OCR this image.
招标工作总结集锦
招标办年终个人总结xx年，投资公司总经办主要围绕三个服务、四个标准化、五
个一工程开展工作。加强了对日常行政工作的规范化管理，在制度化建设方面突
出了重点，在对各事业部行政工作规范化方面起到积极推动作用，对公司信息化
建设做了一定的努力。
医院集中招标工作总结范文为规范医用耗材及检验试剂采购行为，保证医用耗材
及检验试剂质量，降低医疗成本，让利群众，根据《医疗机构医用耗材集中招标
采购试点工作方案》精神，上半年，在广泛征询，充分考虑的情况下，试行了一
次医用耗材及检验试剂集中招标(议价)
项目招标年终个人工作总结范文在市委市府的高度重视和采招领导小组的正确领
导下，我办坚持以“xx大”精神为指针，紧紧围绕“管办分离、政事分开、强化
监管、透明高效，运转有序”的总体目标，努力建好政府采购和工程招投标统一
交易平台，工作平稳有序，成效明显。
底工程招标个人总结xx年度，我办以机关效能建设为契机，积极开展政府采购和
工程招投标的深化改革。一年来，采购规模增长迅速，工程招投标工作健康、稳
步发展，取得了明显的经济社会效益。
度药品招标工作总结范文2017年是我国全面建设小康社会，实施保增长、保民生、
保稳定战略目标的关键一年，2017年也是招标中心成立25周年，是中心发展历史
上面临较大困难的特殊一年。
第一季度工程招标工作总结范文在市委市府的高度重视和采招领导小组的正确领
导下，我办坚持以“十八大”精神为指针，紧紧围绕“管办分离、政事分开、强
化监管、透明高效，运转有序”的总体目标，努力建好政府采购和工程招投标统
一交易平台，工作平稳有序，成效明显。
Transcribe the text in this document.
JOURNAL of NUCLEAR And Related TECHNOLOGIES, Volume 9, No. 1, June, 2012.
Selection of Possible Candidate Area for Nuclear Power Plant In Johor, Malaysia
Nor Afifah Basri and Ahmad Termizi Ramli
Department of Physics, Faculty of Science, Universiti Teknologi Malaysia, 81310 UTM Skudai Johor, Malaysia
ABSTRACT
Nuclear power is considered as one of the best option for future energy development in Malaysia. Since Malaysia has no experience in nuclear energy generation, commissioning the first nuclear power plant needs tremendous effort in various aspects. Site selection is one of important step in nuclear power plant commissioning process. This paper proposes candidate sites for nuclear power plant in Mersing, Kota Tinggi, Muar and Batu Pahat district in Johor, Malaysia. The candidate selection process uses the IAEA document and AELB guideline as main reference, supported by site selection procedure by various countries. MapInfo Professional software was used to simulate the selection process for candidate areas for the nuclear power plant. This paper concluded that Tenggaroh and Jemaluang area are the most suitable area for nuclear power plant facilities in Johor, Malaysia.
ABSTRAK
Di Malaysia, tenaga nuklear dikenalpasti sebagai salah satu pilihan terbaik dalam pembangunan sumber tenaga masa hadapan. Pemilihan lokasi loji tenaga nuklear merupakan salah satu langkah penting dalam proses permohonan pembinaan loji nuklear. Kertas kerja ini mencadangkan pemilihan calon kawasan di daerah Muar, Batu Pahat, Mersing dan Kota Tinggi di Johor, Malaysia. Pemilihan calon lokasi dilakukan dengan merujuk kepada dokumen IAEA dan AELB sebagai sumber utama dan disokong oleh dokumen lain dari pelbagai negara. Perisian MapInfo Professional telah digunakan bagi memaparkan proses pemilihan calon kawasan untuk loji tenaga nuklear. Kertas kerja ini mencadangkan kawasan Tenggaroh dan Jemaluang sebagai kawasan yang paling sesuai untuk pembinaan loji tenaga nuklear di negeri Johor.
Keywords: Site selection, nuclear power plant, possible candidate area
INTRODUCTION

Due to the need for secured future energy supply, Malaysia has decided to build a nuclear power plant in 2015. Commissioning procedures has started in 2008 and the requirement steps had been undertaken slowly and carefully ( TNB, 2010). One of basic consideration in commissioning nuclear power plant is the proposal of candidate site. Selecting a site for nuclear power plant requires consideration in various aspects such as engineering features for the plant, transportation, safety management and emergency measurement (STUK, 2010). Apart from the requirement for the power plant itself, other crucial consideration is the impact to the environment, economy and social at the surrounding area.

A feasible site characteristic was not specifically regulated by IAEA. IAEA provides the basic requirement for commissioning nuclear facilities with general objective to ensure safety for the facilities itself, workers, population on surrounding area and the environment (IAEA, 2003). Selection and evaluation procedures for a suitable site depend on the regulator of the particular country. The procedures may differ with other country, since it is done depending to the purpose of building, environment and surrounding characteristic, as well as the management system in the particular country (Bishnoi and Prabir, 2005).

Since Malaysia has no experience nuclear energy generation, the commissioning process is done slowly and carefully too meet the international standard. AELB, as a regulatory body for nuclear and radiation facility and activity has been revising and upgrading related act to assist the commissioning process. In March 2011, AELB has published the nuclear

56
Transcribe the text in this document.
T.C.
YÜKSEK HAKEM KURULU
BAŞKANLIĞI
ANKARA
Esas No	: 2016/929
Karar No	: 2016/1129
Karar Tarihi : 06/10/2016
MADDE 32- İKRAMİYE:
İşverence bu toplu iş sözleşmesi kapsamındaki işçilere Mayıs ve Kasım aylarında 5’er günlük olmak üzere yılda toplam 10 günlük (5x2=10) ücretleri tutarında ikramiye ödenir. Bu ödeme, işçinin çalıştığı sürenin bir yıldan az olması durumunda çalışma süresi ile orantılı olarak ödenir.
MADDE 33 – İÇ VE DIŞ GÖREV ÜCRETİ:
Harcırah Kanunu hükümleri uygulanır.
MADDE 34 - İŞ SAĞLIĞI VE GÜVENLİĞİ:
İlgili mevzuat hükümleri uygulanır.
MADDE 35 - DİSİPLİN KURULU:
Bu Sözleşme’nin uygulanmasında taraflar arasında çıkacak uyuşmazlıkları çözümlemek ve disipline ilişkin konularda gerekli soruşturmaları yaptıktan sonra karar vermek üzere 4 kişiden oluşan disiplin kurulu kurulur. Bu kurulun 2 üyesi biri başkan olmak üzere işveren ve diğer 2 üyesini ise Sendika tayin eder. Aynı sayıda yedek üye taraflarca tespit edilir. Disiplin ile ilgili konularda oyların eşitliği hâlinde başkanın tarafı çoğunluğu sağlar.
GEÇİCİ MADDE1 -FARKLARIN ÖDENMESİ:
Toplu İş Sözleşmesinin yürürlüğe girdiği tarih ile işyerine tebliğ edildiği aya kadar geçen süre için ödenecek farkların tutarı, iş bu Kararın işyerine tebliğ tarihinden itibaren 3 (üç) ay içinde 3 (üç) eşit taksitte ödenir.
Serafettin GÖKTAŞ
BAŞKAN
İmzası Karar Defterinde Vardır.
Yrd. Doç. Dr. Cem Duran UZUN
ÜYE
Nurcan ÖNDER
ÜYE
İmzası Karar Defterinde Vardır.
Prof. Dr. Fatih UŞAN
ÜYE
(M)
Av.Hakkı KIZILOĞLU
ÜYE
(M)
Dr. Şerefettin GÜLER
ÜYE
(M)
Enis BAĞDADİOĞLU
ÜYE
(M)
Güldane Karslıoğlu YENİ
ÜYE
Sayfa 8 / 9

* Request *
All lines above with "紧紧围绕" in them should be returned.

* Correct answer *
导下，我办坚持以“xx大”精神为指针，紧紧围绕“管办分离、政事分开、强化
导下，我办坚持以“十八大”精神为指针，紧紧围绕“管办分离、政事分开、强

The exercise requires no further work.